>> Begin RECORDS FOR THE EXERCISE

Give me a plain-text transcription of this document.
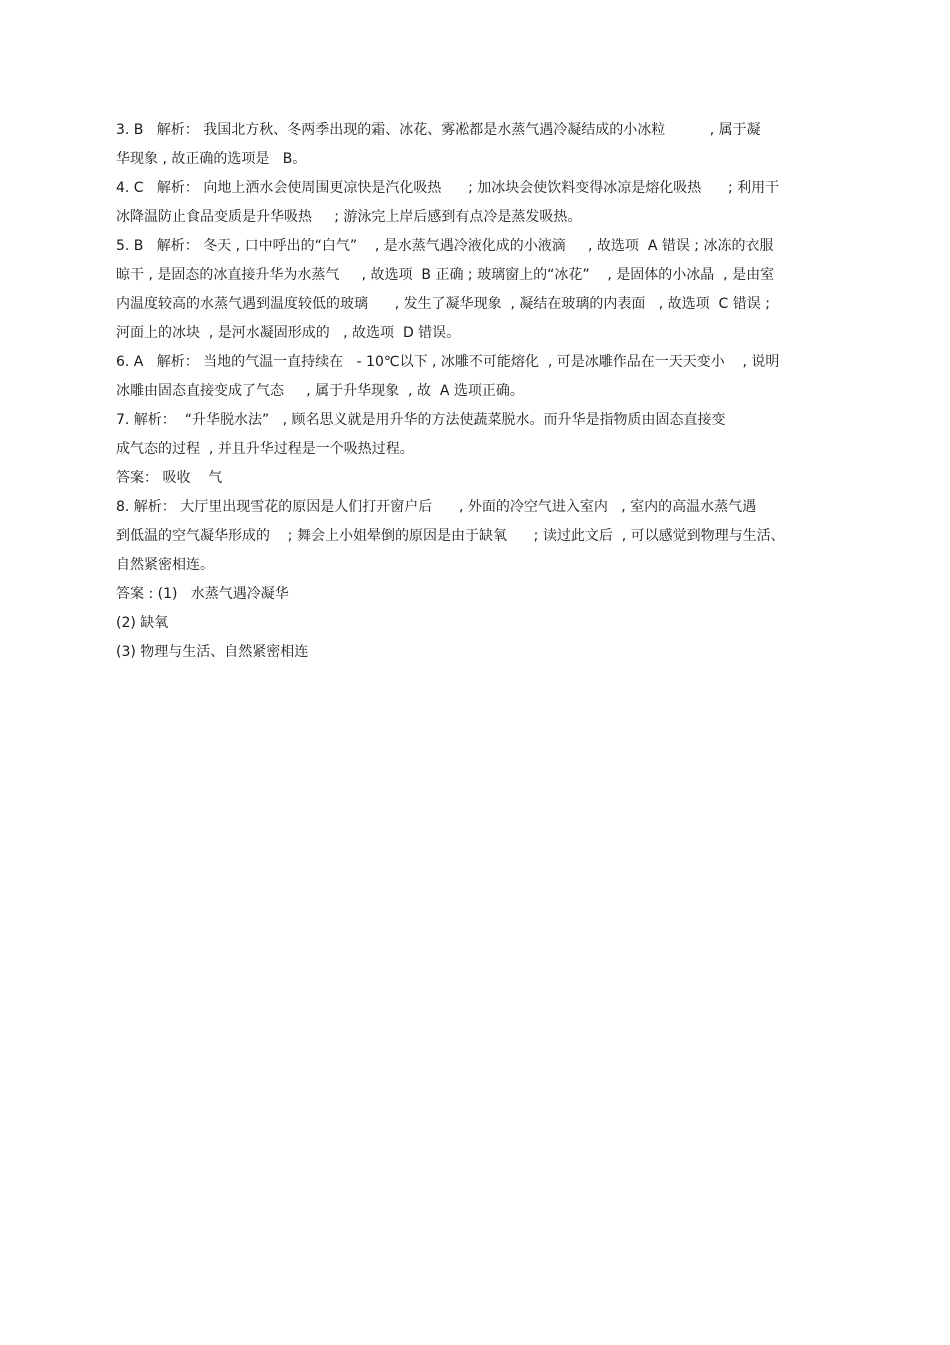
3. B   解析： 我国北方秋、冬两季出现的霜、冰花、雾凇都是水蒸气遇冷凝结成的小冰粒          , 属于凝
华现象 , 故正确的选项是   B。
4. C   解析： 向地上洒水会使周围更凉快是汽化吸热      ; 加冰块会使饮料变得冰凉是熔化吸热      ; 利用干
冰降温防止食品变质是升华吸热     ; 游泳完上岸后感到有点冷是蒸发吸热。
5. B   解析： 冬天 , 口中呼出的“白气”    , 是水蒸气遇冷液化成的小液滴     , 故选项  A 错误 ; 冰冻的衣服
晾干 , 是固态的冰直接升华为水蒸气     , 故选项  B 正确 ; 玻璃窗上的“冰花”    , 是固体的小冰晶  , 是由室
内温度较高的水蒸气遇到温度较低的玻璃      , 发生了凝华现象  , 凝结在玻璃的内表面   , 故选项  C 错误 ;
河面上的冰块  , 是河水凝固形成的   , 故选项  D 错误。
6. A   解析： 当地的气温一直持续在   - 10℃以下 , 冰雕不可能熔化  , 可是冰雕作品在一天天变小    , 说明
冰雕由固态直接变成了气态     , 属于升华现象  , 故  A 选项正确。
7. 解析：  “升华脱水法”   , 顾名思义就是用升华的方法使蔬菜脱水。而升华是指物质由固态直接变
成气态的过程  , 并且升华过程是一个吸热过程。
答案： 吸收    气
8. 解析： 大厅里出现雪花的原因是人们打开窗户后      , 外面的冷空气进入室内   , 室内的高温水蒸气遇
到低温的空气凝华形成的    ; 舞会上小姐晕倒的原因是由于缺氧      ; 读过此文后  , 可以感觉到物理与生活、
自然紧密相连。
答案 : (1)   水蒸气遇冷凝华
(2) 缺氧
(3) 物理与生活、自然紧密相连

>> End RECORDS FOR THE EXERCISE

» **YOUR GOAL**: Copy all the records above exactly, but leave out the pictures.

» **FULL OUTPUT**:
Give me a plain-text transcription of this document.
3. B   解析： 我国北方秋、冬两季出现的霜、冰花、雾凇都是水蒸气遇冷凝结成的小冰粒          , 属于凝
华现象 , 故正确的选项是   B。
4. C   解析： 向地上洒水会使周围更凉快是汽化吸热      ; 加冰块会使饮料变得冰凉是熔化吸热      ; 利用干
冰降温防止食品变质是升华吸热     ; 游泳完上岸后感到有点冷是蒸发吸热。
5. B   解析： 冬天 , 口中呼出的“白气”    , 是水蒸气遇冷液化成的小液滴     , 故选项  A 错误 ; 冰冻的衣服
晾干 , 是固态的冰直接升华为水蒸气     , 故选项  B 正确 ; 玻璃窗上的“冰花”    , 是固体的小冰晶  , 是由室
内温度较高的水蒸气遇到温度较低的玻璃      , 发生了凝华现象  , 凝结在玻璃的内表面   , 故选项  C 错误 ;
河面上的冰块  , 是河水凝固形成的   , 故选项  D 错误。
6. A   解析： 当地的气温一直持续在   - 10℃以下 , 冰雕不可能熔化  , 可是冰雕作品在一天天变小    , 说明
冰雕由固态直接变成了气态     , 属于升华现象  , 故  A 选项正确。
7. 解析：  “升华脱水法”   , 顾名思义就是用升华的方法使蔬菜脱水。而升华是指物质由固态直接变
成气态的过程  , 并且升华过程是一个吸热过程。
答案： 吸收    气
8. 解析： 大厅里出现雪花的原因是人们打开窗户后      , 外面的冷空气进入室内   , 室内的高温水蒸气遇
到低温的空气凝华形成的    ; 舞会上小姐晕倒的原因是由于缺氧      ; 读过此文后  , 可以感觉到物理与生活、
自然紧密相连。
答案 : (1)   水蒸气遇冷凝华
(2) 缺氧
(3) 物理与生活、自然紧密相连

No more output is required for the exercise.